▶ [Problem statement]: Return every line of the records below verbatim, with no pictures in the copy.
Given data start
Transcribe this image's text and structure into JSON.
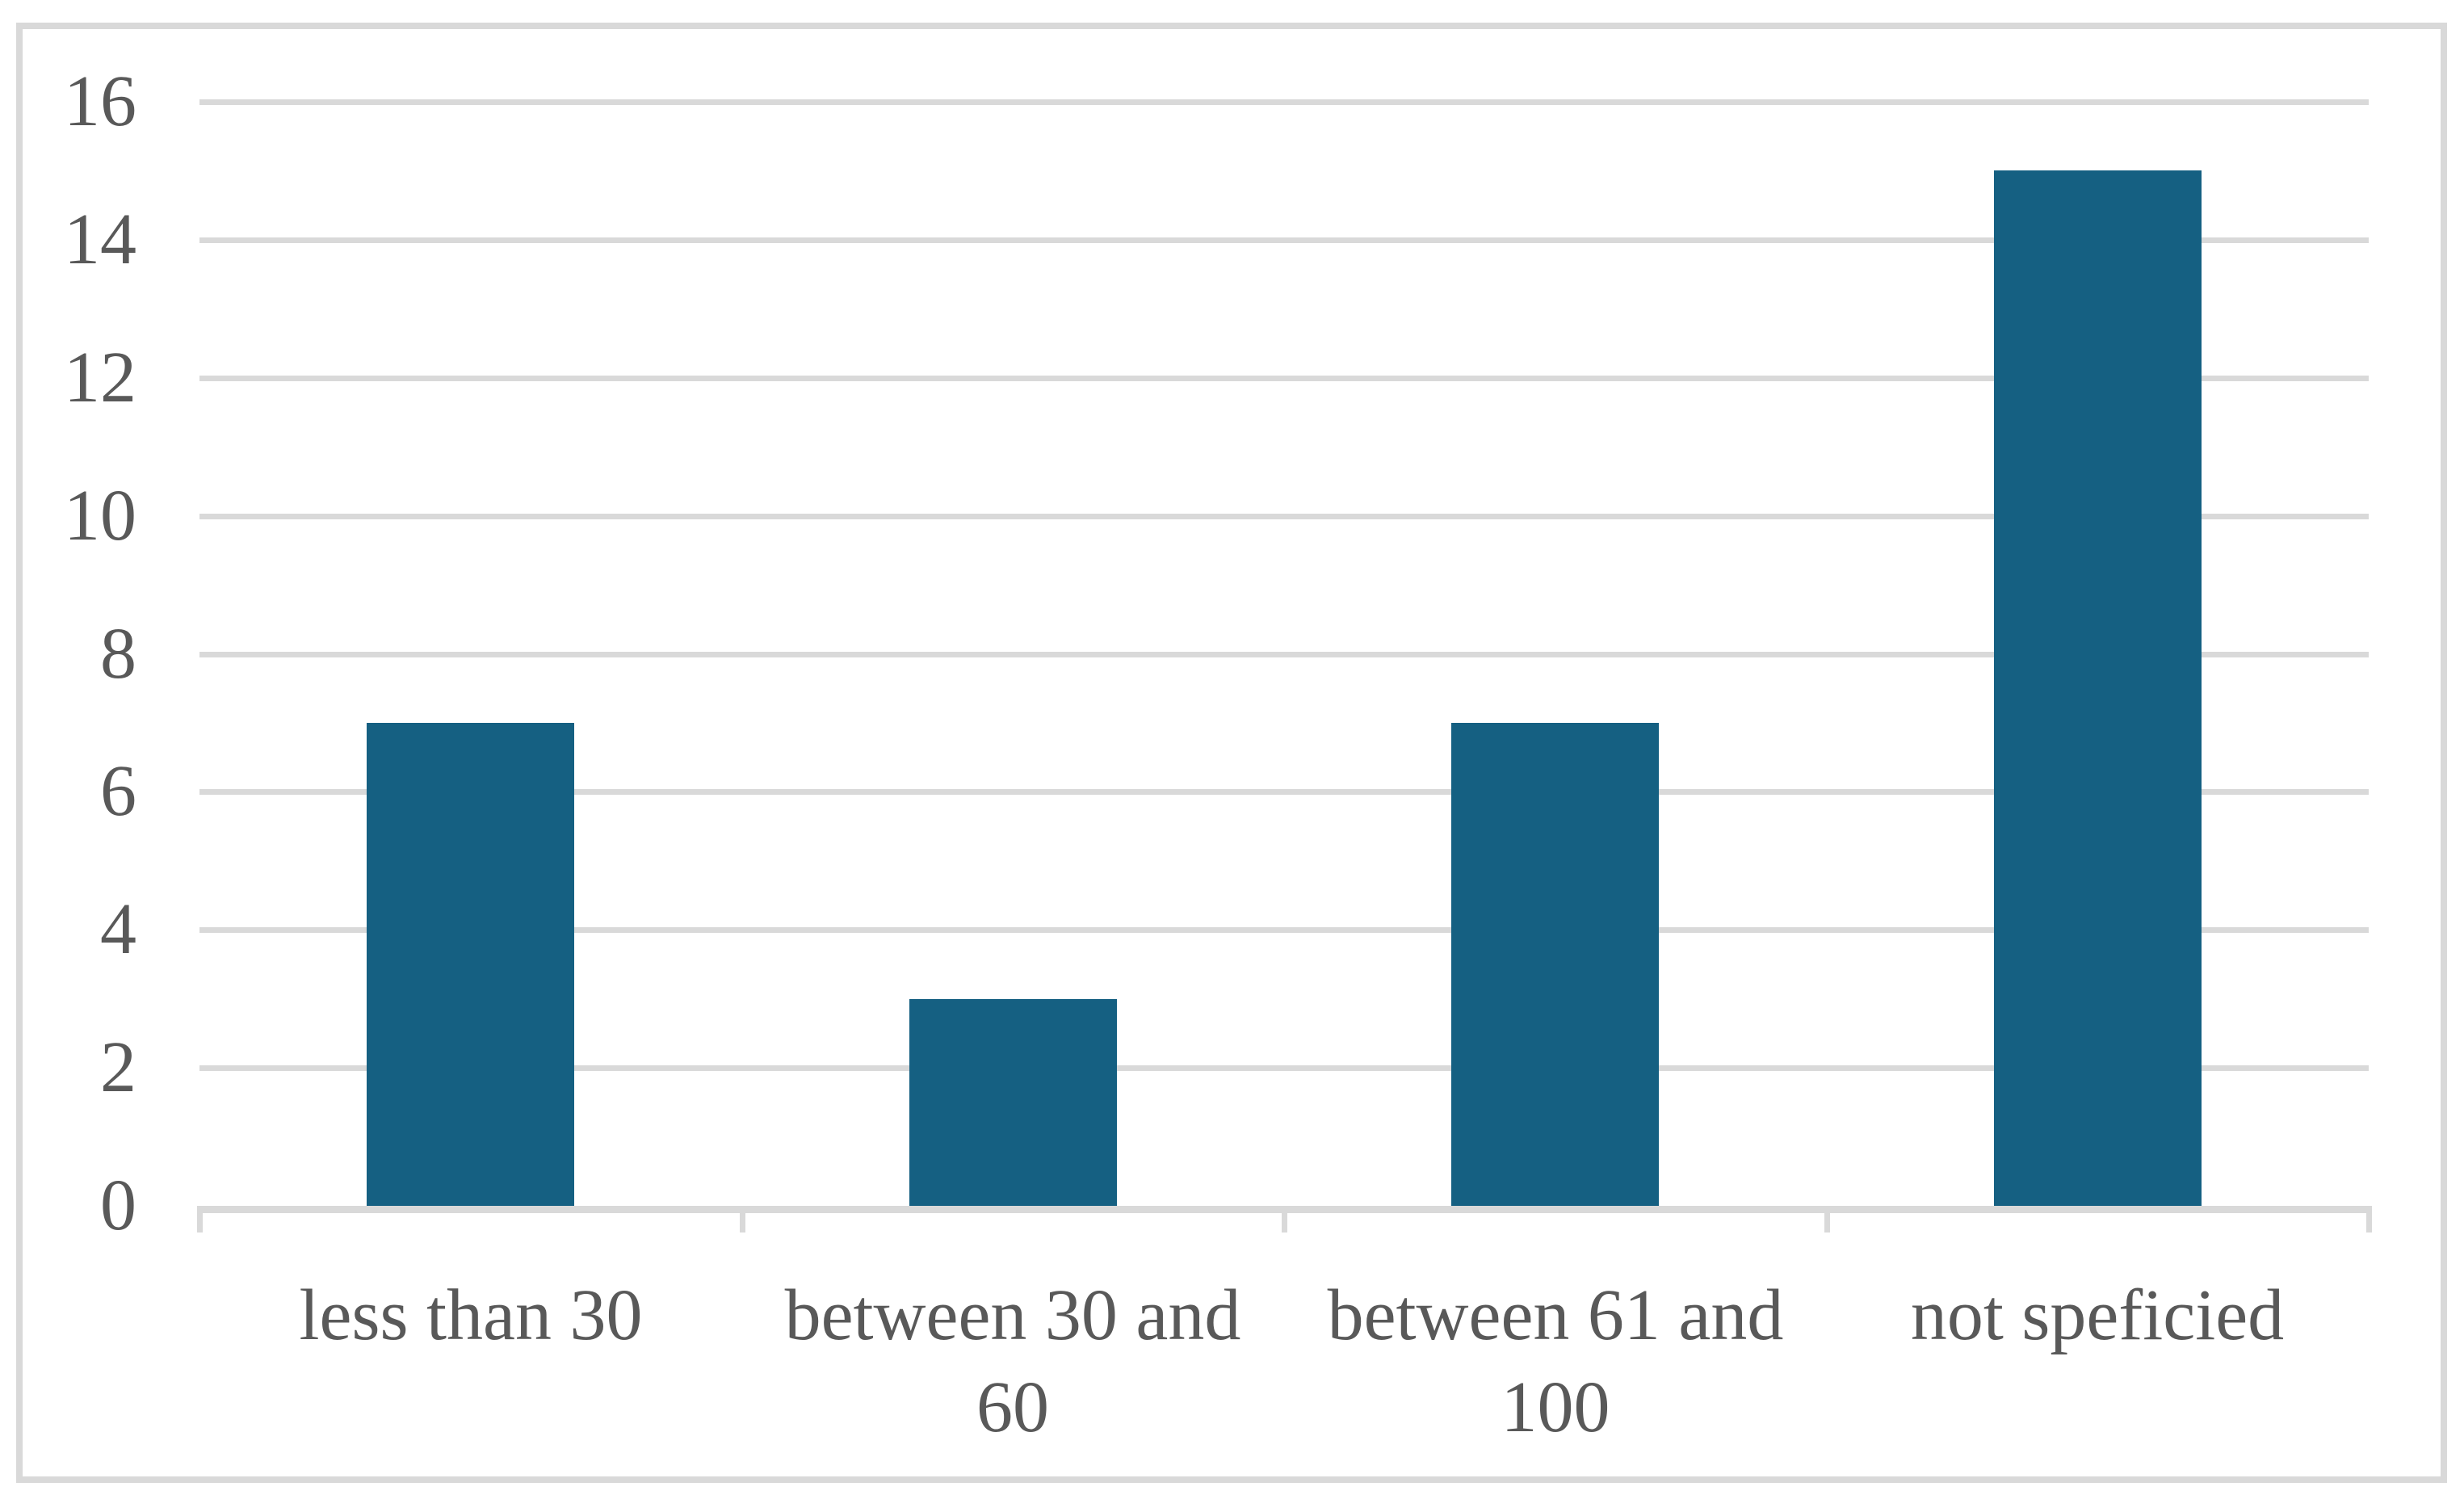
{
  "chart_data": {
    "type": "bar",
    "categories": [
      "less than 30",
      "between 30 and 60",
      "between 61 and 100",
      "not speficied"
    ],
    "values": [
      7,
      3,
      7,
      15
    ],
    "title": "",
    "xlabel": "",
    "ylabel": "",
    "ylim": [
      0,
      16
    ],
    "ytick_step": 2,
    "grid": true,
    "legend": "none",
    "colors": {
      "bar": "#156082",
      "gridline": "#d9d9d9",
      "axis_line": "#d9d9d9",
      "tick_mark": "#d9d9d9",
      "label_text": "#595959",
      "chart_border": "#d9d9d9",
      "background": "#ffffff"
    }
  }
}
Given data end
▶ [Result for this task]:
Transcribe this image's text and structure into JSON.
{
  "chart_data": {
    "type": "bar",
    "categories": [
      "less than 30",
      "between 30 and 60",
      "between 61 and 100",
      "not speficied"
    ],
    "values": [
      7,
      3,
      7,
      15
    ],
    "title": "",
    "xlabel": "",
    "ylabel": "",
    "ylim": [
      0,
      16
    ],
    "ytick_step": 2,
    "grid": true,
    "legend": "none",
    "colors": {
      "bar": "#156082",
      "gridline": "#d9d9d9",
      "axis_line": "#d9d9d9",
      "tick_mark": "#d9d9d9",
      "label_text": "#595959",
      "chart_border": "#d9d9d9",
      "background": "#ffffff"
    }
  }
}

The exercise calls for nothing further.